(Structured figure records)
⁂

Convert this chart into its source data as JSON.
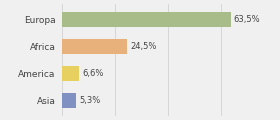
{
  "categories": [
    "Europa",
    "Africa",
    "America",
    "Asia"
  ],
  "values": [
    63.5,
    24.5,
    6.6,
    5.3
  ],
  "labels": [
    "63,5%",
    "24,5%",
    "6,6%",
    "5,3%"
  ],
  "bar_colors": [
    "#a8bc8a",
    "#e8b07a",
    "#e8d060",
    "#8090c0"
  ],
  "background_color": "#f0f0f0",
  "xlim": [
    0,
    80
  ],
  "bar_height": 0.55,
  "label_fontsize": 6.0,
  "tick_fontsize": 6.5
}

⁂

Print each line of the material above exactly, with the pictures removed from your copy.

Convert this chart into its source data as JSON.
{
  "categories": [
    "Europa",
    "Africa",
    "America",
    "Asia"
  ],
  "values": [
    63.5,
    24.5,
    6.6,
    5.3
  ],
  "labels": [
    "63,5%",
    "24,5%",
    "6,6%",
    "5,3%"
  ],
  "bar_colors": [
    "#a8bc8a",
    "#e8b07a",
    "#e8d060",
    "#8090c0"
  ],
  "background_color": "#f0f0f0",
  "xlim": [
    0,
    80
  ],
  "bar_height": 0.55,
  "label_fontsize": 6.0,
  "tick_fontsize": 6.5
}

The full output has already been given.